# DESCRIPTION OF THE TASK
How many lines hold the string "Ions"? Reply with the number alone.

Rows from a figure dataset
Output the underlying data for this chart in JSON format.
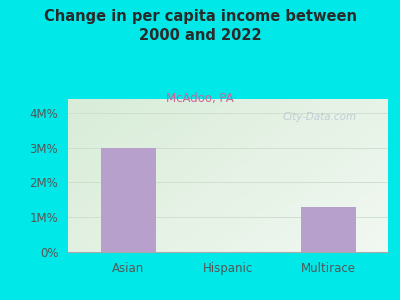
{
  "title": "Change in per capita income between\n2000 and 2022",
  "subtitle": "McAdoo, PA",
  "categories": [
    "Asian",
    "Hispanic",
    "Multirace"
  ],
  "values": [
    3.0,
    0.0,
    1.3
  ],
  "bar_color": "#b8a0cc",
  "background_color": "#00e8e8",
  "plot_bg_color_topleft": "#d8ecd8",
  "plot_bg_color_right": "#f2f8f2",
  "title_color": "#2a2a2a",
  "subtitle_color": "#cc6699",
  "axis_label_color": "#444444",
  "tick_label_color": "#555555",
  "ytick_labels": [
    "0%",
    "1M%",
    "2M%",
    "3M%",
    "4M%"
  ],
  "ytick_values": [
    0,
    1,
    2,
    3,
    4
  ],
  "ylim": [
    0,
    4.4
  ],
  "watermark": "City-Data.com",
  "grid_color": "#ccddcc"
}
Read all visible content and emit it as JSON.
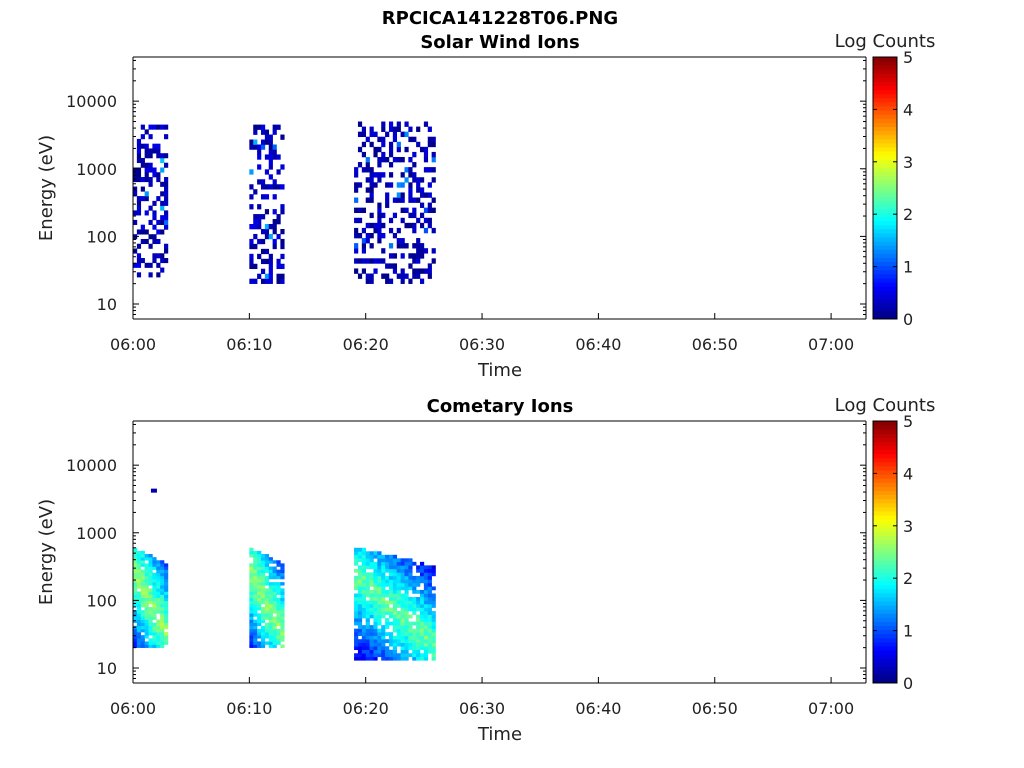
{
  "figure_title": "RPCICA141228T06.PNG",
  "colorbar": {
    "label": "Log Counts",
    "ticks": [
      "0",
      "1",
      "2",
      "3",
      "4",
      "5"
    ],
    "range": [
      0,
      5
    ],
    "colormap": "jet"
  },
  "chart_data": [
    {
      "type": "heatmap",
      "title": "Solar Wind Ions",
      "xlabel": "Time",
      "ylabel": "Energy (eV)",
      "x_ticks": [
        "06:00",
        "06:10",
        "06:20",
        "06:30",
        "06:40",
        "06:50",
        "07:00"
      ],
      "xlim": [
        "06:00",
        "07:03"
      ],
      "y_scale": "log",
      "y_ticks": [
        "10",
        "100",
        "1000",
        "10000"
      ],
      "ylim": [
        6,
        45000
      ],
      "color_range": [
        0,
        5
      ],
      "bursts": [
        {
          "start": "06:00",
          "end": "06:03",
          "energy_min": 25,
          "energy_max": 4500,
          "peak_log_counts": 1.6,
          "density": "sparse"
        },
        {
          "start": "06:10",
          "end": "06:13",
          "energy_min": 20,
          "energy_max": 4500,
          "peak_log_counts": 1.5,
          "density": "sparse"
        },
        {
          "start": "06:19",
          "end": "06:26",
          "energy_min": 20,
          "energy_max": 5000,
          "peak_log_counts": 1.3,
          "density": "sparse"
        }
      ]
    },
    {
      "type": "heatmap",
      "title": "Cometary Ions",
      "xlabel": "Time",
      "ylabel": "Energy (eV)",
      "x_ticks": [
        "06:00",
        "06:10",
        "06:20",
        "06:30",
        "06:40",
        "06:50",
        "07:00"
      ],
      "xlim": [
        "06:00",
        "07:03"
      ],
      "y_scale": "log",
      "y_ticks": [
        "10",
        "100",
        "1000",
        "10000"
      ],
      "ylim": [
        6,
        45000
      ],
      "color_range": [
        0,
        5
      ],
      "bursts": [
        {
          "start": "06:00",
          "end": "06:03",
          "energy_min": 20,
          "energy_max": 600,
          "peak_log_counts": 2.6,
          "density": "dense"
        },
        {
          "start": "06:10",
          "end": "06:13",
          "energy_min": 20,
          "energy_max": 600,
          "peak_log_counts": 2.6,
          "density": "dense"
        },
        {
          "start": "06:19",
          "end": "06:26",
          "energy_min": 13,
          "energy_max": 600,
          "peak_log_counts": 2.4,
          "density": "dense"
        }
      ],
      "isolated_points": [
        {
          "time": "06:01.8",
          "energy": 4200,
          "log_counts": 0.2
        }
      ]
    }
  ]
}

# OUTPUT BELOW
2